[SHORT EXERCISE]: Reproduce each line of the listing exactly.

**** LISTED RECORDS ****

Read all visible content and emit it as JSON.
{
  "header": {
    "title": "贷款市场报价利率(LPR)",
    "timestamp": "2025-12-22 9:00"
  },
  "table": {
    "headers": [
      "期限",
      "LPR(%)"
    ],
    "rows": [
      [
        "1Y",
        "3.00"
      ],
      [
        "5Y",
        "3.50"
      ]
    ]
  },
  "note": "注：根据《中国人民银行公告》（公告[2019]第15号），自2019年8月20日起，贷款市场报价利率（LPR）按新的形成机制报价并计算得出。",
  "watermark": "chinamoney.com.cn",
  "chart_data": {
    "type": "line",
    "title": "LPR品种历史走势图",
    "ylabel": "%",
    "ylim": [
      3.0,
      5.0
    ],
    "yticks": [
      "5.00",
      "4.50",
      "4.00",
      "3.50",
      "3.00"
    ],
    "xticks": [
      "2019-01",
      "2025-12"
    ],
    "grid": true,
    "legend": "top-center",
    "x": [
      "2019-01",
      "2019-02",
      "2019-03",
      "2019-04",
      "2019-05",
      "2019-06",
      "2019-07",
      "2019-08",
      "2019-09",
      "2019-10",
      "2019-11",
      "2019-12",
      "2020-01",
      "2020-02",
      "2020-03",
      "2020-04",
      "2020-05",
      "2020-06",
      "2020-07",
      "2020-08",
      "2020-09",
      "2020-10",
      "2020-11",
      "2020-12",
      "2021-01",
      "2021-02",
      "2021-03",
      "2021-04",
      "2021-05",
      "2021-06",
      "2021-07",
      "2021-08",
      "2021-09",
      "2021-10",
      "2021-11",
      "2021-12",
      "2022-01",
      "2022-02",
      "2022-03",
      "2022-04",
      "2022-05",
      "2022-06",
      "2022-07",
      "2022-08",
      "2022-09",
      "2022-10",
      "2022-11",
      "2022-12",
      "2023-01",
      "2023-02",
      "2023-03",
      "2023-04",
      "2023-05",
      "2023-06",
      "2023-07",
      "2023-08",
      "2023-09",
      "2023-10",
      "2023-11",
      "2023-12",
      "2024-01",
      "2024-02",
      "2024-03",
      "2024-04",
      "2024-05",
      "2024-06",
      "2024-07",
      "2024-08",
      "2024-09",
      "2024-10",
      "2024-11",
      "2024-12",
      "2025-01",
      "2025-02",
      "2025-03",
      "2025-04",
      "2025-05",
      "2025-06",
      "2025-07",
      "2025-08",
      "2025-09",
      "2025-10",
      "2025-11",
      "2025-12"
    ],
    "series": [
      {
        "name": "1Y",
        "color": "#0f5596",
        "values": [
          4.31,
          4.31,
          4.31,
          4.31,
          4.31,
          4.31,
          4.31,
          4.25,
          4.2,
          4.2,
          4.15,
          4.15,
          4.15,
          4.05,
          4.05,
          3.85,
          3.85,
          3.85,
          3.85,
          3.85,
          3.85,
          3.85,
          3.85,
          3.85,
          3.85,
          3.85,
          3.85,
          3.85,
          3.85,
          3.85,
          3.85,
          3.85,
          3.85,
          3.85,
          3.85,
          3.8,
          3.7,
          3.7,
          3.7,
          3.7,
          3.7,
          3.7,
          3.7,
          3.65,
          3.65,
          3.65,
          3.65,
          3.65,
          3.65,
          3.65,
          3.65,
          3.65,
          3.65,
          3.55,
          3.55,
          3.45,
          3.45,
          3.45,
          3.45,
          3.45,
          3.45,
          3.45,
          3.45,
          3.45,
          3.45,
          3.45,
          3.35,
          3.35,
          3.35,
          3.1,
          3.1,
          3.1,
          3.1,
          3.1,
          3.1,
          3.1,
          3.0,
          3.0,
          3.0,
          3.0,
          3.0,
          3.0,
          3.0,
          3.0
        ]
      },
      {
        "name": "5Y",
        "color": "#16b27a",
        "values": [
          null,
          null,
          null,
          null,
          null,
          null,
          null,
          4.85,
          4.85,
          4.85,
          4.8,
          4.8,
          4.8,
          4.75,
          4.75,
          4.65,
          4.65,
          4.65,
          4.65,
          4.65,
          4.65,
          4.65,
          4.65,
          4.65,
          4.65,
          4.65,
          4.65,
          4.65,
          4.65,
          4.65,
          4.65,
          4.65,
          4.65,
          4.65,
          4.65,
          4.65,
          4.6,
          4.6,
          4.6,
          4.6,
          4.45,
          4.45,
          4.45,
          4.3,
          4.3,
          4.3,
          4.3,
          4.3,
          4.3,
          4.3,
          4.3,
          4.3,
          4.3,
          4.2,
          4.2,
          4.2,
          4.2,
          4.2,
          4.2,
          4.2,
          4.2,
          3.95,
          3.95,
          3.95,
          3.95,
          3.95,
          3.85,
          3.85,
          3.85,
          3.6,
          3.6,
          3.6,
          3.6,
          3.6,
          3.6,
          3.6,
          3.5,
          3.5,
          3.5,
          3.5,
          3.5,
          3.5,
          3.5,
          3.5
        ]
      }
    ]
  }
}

****

[CORRECT OUTPUT]:
Read all visible content and emit it as JSON.
{
  "header": {
    "title": "贷款市场报价利率(LPR)",
    "timestamp": "2025-12-22 9:00"
  },
  "table": {
    "headers": [
      "期限",
      "LPR(%)"
    ],
    "rows": [
      [
        "1Y",
        "3.00"
      ],
      [
        "5Y",
        "3.50"
      ]
    ]
  },
  "note": "注：根据《中国人民银行公告》（公告[2019]第15号），自2019年8月20日起，贷款市场报价利率（LPR）按新的形成机制报价并计算得出。",
  "watermark": "chinamoney.com.cn",
  "chart_data": {
    "type": "line",
    "title": "LPR品种历史走势图",
    "ylabel": "%",
    "ylim": [
      3.0,
      5.0
    ],
    "yticks": [
      "5.00",
      "4.50",
      "4.00",
      "3.50",
      "3.00"
    ],
    "xticks": [
      "2019-01",
      "2025-12"
    ],
    "grid": true,
    "legend": "top-center",
    "x": [
      "2019-01",
      "2019-02",
      "2019-03",
      "2019-04",
      "2019-05",
      "2019-06",
      "2019-07",
      "2019-08",
      "2019-09",
      "2019-10",
      "2019-11",
      "2019-12",
      "2020-01",
      "2020-02",
      "2020-03",
      "2020-04",
      "2020-05",
      "2020-06",
      "2020-07",
      "2020-08",
      "2020-09",
      "2020-10",
      "2020-11",
      "2020-12",
      "2021-01",
      "2021-02",
      "2021-03",
      "2021-04",
      "2021-05",
      "2021-06",
      "2021-07",
      "2021-08",
      "2021-09",
      "2021-10",
      "2021-11",
      "2021-12",
      "2022-01",
      "2022-02",
      "2022-03",
      "2022-04",
      "2022-05",
      "2022-06",
      "2022-07",
      "2022-08",
      "2022-09",
      "2022-10",
      "2022-11",
      "2022-12",
      "2023-01",
      "2023-02",
      "2023-03",
      "2023-04",
      "2023-05",
      "2023-06",
      "2023-07",
      "2023-08",
      "2023-09",
      "2023-10",
      "2023-11",
      "2023-12",
      "2024-01",
      "2024-02",
      "2024-03",
      "2024-04",
      "2024-05",
      "2024-06",
      "2024-07",
      "2024-08",
      "2024-09",
      "2024-10",
      "2024-11",
      "2024-12",
      "2025-01",
      "2025-02",
      "2025-03",
      "2025-04",
      "2025-05",
      "2025-06",
      "2025-07",
      "2025-08",
      "2025-09",
      "2025-10",
      "2025-11",
      "2025-12"
    ],
    "series": [
      {
        "name": "1Y",
        "color": "#0f5596",
        "values": [
          4.31,
          4.31,
          4.31,
          4.31,
          4.31,
          4.31,
          4.31,
          4.25,
          4.2,
          4.2,
          4.15,
          4.15,
          4.15,
          4.05,
          4.05,
          3.85,
          3.85,
          3.85,
          3.85,
          3.85,
          3.85,
          3.85,
          3.85,
          3.85,
          3.85,
          3.85,
          3.85,
          3.85,
          3.85,
          3.85,
          3.85,
          3.85,
          3.85,
          3.85,
          3.85,
          3.8,
          3.7,
          3.7,
          3.7,
          3.7,
          3.7,
          3.7,
          3.7,
          3.65,
          3.65,
          3.65,
          3.65,
          3.65,
          3.65,
          3.65,
          3.65,
          3.65,
          3.65,
          3.55,
          3.55,
          3.45,
          3.45,
          3.45,
          3.45,
          3.45,
          3.45,
          3.45,
          3.45,
          3.45,
          3.45,
          3.45,
          3.35,
          3.35,
          3.35,
          3.1,
          3.1,
          3.1,
          3.1,
          3.1,
          3.1,
          3.1,
          3.0,
          3.0,
          3.0,
          3.0,
          3.0,
          3.0,
          3.0,
          3.0
        ]
      },
      {
        "name": "5Y",
        "color": "#16b27a",
        "values": [
          null,
          null,
          null,
          null,
          null,
          null,
          null,
          4.85,
          4.85,
          4.85,
          4.8,
          4.8,
          4.8,
          4.75,
          4.75,
          4.65,
          4.65,
          4.65,
          4.65,
          4.65,
          4.65,
          4.65,
          4.65,
          4.65,
          4.65,
          4.65,
          4.65,
          4.65,
          4.65,
          4.65,
          4.65,
          4.65,
          4.65,
          4.65,
          4.65,
          4.65,
          4.6,
          4.6,
          4.6,
          4.6,
          4.45,
          4.45,
          4.45,
          4.3,
          4.3,
          4.3,
          4.3,
          4.3,
          4.3,
          4.3,
          4.3,
          4.3,
          4.3,
          4.2,
          4.2,
          4.2,
          4.2,
          4.2,
          4.2,
          4.2,
          4.2,
          3.95,
          3.95,
          3.95,
          3.95,
          3.95,
          3.85,
          3.85,
          3.85,
          3.6,
          3.6,
          3.6,
          3.6,
          3.6,
          3.6,
          3.6,
          3.5,
          3.5,
          3.5,
          3.5,
          3.5,
          3.5,
          3.5,
          3.5
        ]
      }
    ]
  }
}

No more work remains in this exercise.